Data entries
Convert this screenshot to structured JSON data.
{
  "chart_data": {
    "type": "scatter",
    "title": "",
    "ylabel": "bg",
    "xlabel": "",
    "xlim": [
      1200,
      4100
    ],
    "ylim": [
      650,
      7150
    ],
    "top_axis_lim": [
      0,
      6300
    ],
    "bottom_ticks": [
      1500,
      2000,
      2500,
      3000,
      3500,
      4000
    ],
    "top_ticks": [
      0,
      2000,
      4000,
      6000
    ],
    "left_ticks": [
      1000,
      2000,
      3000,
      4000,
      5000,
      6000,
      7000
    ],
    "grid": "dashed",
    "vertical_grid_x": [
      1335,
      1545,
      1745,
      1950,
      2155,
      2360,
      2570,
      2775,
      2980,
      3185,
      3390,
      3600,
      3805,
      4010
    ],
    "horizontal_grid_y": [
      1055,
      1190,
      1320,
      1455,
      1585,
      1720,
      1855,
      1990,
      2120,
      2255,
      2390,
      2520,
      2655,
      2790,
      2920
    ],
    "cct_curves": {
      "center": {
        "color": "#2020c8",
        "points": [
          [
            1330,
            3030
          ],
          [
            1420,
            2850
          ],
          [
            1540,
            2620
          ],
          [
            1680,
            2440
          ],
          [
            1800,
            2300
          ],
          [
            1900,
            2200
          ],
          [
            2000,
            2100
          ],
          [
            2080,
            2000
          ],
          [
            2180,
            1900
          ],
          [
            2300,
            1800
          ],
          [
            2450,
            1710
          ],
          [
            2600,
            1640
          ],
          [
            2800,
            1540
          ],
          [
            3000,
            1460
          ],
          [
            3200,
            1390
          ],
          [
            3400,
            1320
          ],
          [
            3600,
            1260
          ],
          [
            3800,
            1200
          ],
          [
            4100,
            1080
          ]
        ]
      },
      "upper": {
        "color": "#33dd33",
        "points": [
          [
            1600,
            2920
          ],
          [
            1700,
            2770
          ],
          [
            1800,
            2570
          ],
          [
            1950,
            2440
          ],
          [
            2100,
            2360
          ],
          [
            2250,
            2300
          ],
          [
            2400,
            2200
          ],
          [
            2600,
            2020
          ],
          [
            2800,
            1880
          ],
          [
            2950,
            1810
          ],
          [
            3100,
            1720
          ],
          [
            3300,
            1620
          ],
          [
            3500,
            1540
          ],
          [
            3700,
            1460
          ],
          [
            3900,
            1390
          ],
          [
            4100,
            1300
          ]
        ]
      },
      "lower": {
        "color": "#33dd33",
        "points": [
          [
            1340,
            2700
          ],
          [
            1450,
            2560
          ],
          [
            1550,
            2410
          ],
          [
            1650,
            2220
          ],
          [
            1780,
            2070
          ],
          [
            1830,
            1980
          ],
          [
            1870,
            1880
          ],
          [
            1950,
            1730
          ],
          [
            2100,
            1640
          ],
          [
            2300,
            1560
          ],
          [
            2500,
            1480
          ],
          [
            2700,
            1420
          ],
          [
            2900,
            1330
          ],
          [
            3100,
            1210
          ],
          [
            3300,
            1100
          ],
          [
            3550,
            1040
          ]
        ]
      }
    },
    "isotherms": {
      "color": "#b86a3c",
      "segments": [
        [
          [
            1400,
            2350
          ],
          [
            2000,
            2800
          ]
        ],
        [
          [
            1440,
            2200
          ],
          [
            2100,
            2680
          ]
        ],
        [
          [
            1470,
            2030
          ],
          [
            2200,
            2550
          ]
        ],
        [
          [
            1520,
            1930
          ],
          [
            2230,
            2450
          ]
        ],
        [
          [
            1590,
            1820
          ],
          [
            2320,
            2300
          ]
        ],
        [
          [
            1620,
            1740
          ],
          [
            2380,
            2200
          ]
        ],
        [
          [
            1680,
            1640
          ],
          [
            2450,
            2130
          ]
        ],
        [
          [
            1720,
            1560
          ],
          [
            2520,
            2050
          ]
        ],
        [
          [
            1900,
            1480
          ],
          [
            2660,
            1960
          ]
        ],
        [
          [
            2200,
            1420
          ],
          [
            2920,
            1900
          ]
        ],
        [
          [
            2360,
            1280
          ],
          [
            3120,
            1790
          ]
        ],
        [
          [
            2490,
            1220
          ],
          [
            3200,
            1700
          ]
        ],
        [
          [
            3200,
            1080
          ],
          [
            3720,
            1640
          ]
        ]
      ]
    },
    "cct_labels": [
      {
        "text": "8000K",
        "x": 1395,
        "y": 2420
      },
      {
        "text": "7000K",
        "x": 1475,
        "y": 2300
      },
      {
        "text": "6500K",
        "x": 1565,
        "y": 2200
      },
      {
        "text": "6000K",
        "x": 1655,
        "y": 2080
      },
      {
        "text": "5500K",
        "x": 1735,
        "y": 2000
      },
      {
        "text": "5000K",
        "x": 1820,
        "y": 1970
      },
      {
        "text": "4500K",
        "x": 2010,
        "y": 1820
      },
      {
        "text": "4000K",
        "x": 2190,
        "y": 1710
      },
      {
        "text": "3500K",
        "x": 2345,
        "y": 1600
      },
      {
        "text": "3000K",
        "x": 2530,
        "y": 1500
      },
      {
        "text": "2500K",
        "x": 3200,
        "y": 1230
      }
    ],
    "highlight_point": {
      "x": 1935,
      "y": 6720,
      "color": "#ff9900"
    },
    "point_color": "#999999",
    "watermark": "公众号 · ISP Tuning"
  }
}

◆ Task statement:
Copy each line that contains the word "text".

◆ Finished exercise:
        "text": "8000K",
        "text": "7000K",
        "text": "6500K",
        "text": "6000K",
        "text": "5500K",
        "text": "5000K",
        "text": "4500K",
        "text": "4000K",
        "text": "3500K",
        "text": "3000K",
        "text": "2500K",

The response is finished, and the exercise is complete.